-- What the task requires --
Without including any images, repeat the data exactly.
○ ○ ○ ○ ○ ○ ○
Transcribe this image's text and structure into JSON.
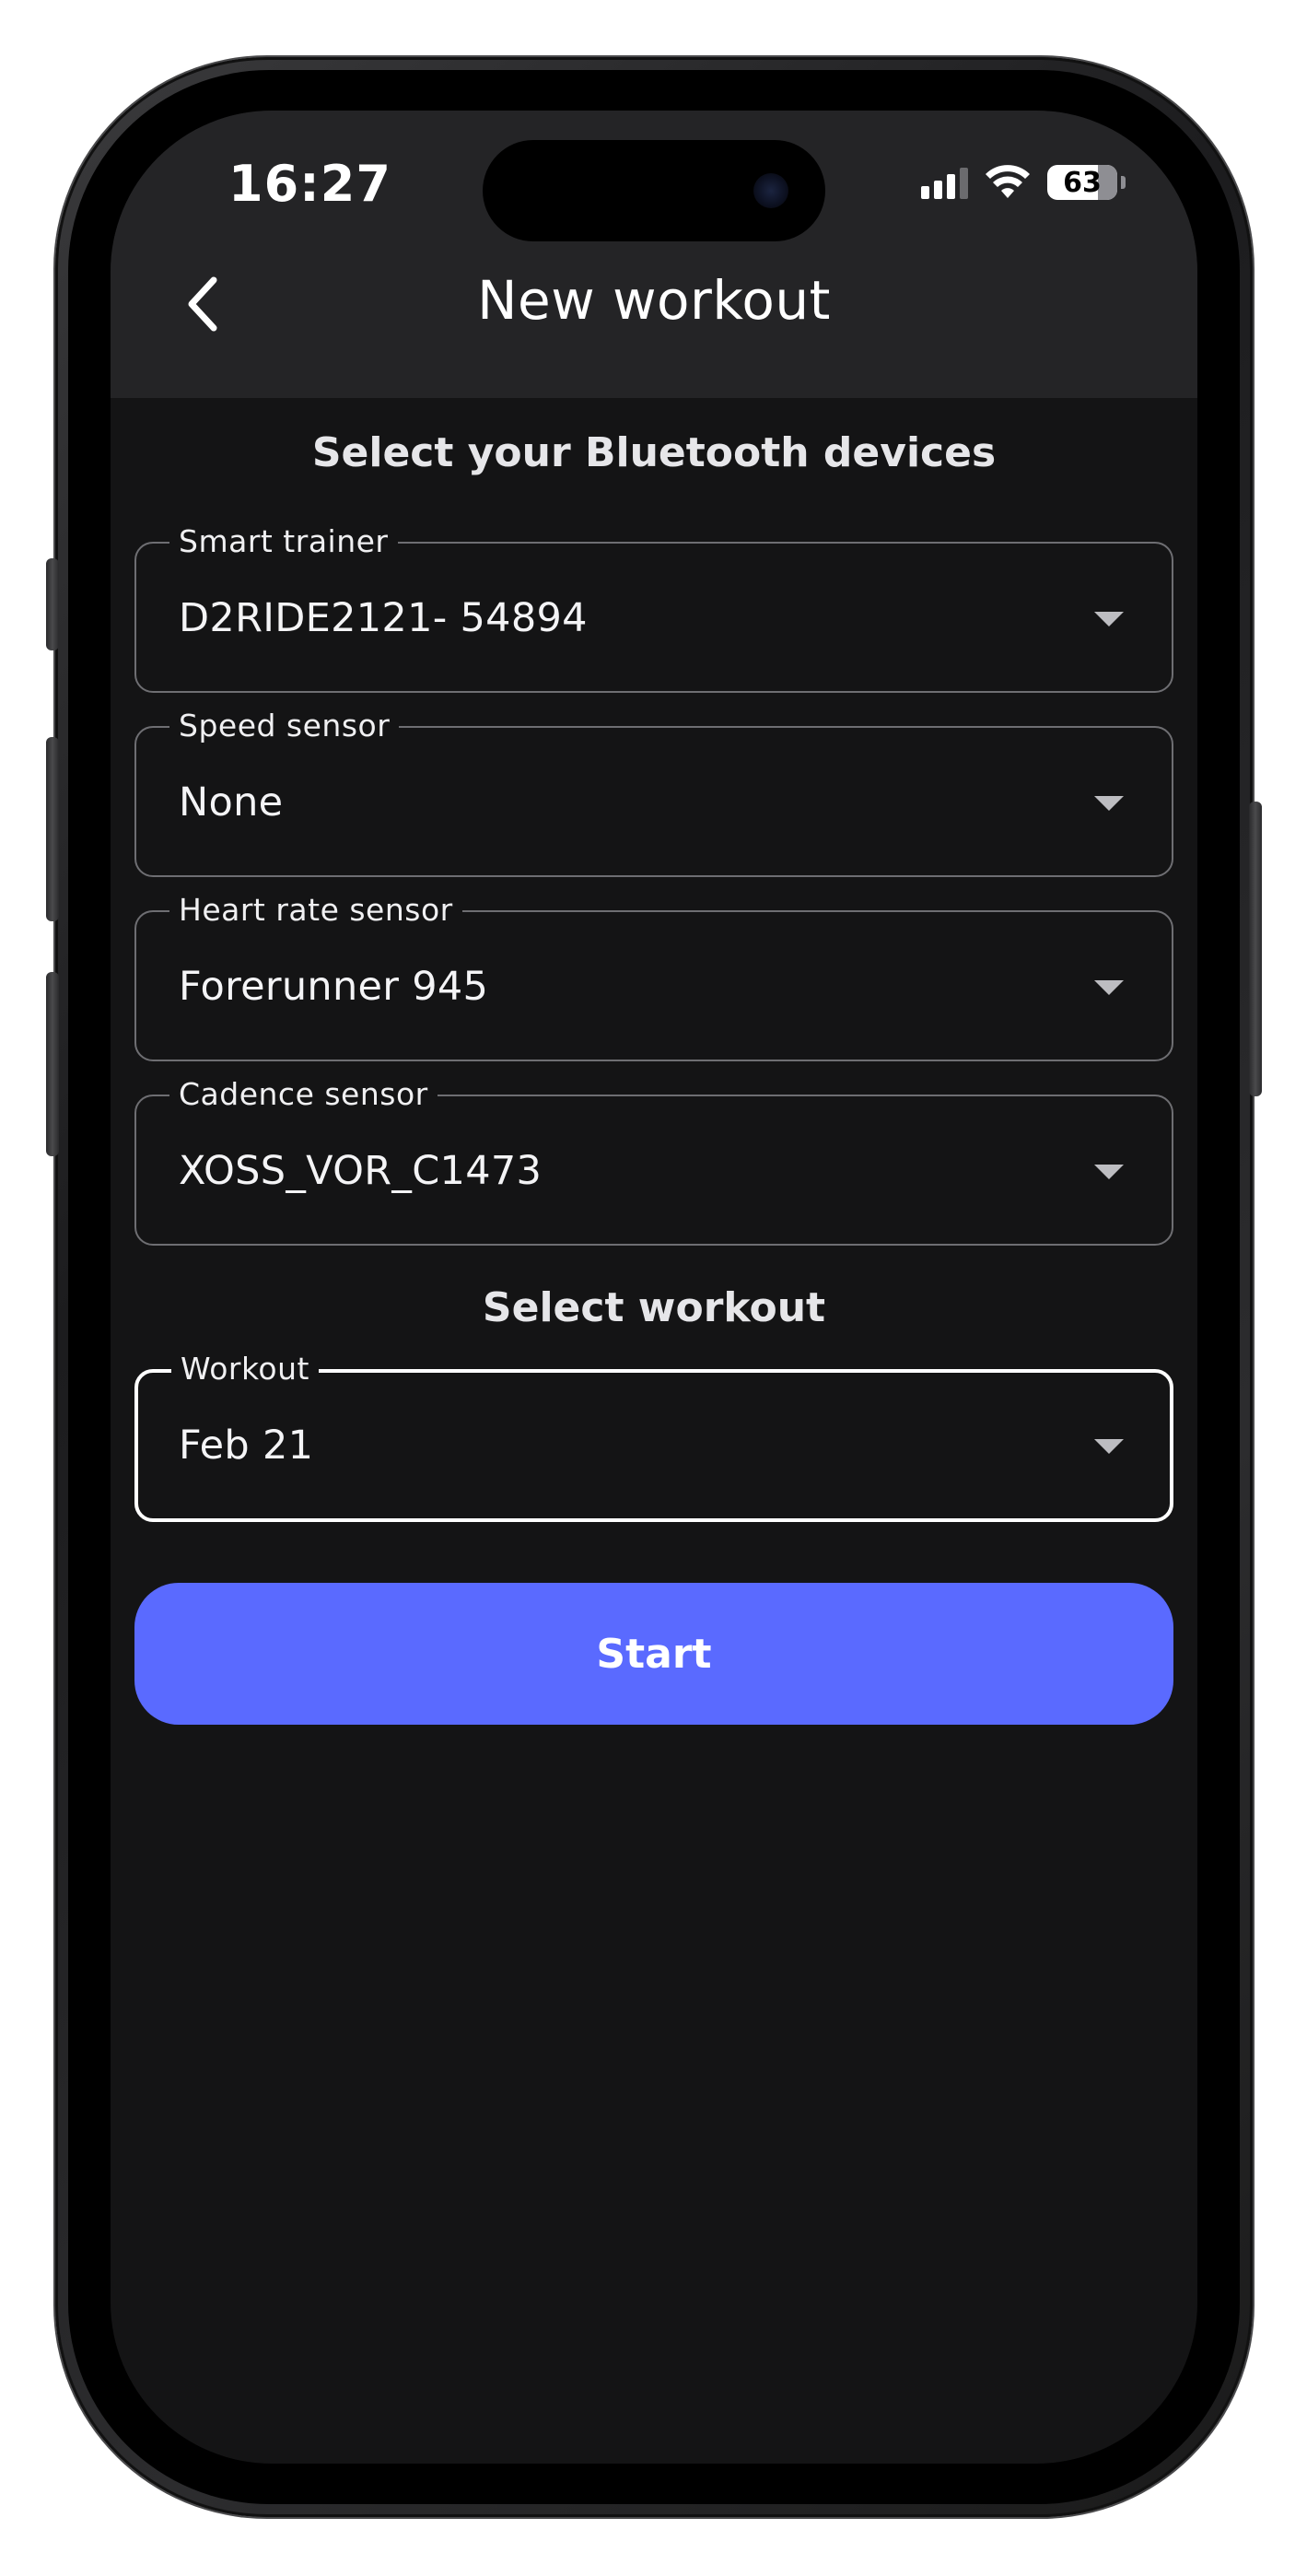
{
  "status_bar": {
    "time": "16:27",
    "battery": "63"
  },
  "header": {
    "title": "New workout",
    "back_icon": "chevron-left-icon"
  },
  "devices_section": {
    "title": "Select your Bluetooth devices",
    "fields": [
      {
        "label": "Smart trainer",
        "value": "D2RIDE2121- 54894"
      },
      {
        "label": "Speed sensor",
        "value": "None"
      },
      {
        "label": "Heart rate sensor",
        "value": "Forerunner 945"
      },
      {
        "label": "Cadence sensor",
        "value": "XOSS_VOR_C1473"
      }
    ]
  },
  "workout_section": {
    "title": "Select workout",
    "field": {
      "label": "Workout",
      "value": "Feb 21"
    }
  },
  "actions": {
    "start_label": "Start"
  },
  "colors": {
    "screen_background": "#141415",
    "header_background": "#242426",
    "accent": "#5a6aff",
    "field_border": "#6e6e72",
    "focused_border": "#ffffff"
  }
}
○ ○ ○ ○ ○ ○ ○
-- Result of this exercise --
Transcribe this image's text and structure into JSON.
{
  "status_bar": {
    "time": "16:27",
    "battery": "63"
  },
  "header": {
    "title": "New workout",
    "back_icon": "chevron-left-icon"
  },
  "devices_section": {
    "title": "Select your Bluetooth devices",
    "fields": [
      {
        "label": "Smart trainer",
        "value": "D2RIDE2121- 54894"
      },
      {
        "label": "Speed sensor",
        "value": "None"
      },
      {
        "label": "Heart rate sensor",
        "value": "Forerunner 945"
      },
      {
        "label": "Cadence sensor",
        "value": "XOSS_VOR_C1473"
      }
    ]
  },
  "workout_section": {
    "title": "Select workout",
    "field": {
      "label": "Workout",
      "value": "Feb 21"
    }
  },
  "actions": {
    "start_label": "Start"
  },
  "colors": {
    "screen_background": "#141415",
    "header_background": "#242426",
    "accent": "#5a6aff",
    "field_border": "#6e6e72",
    "focused_border": "#ffffff"
  }
}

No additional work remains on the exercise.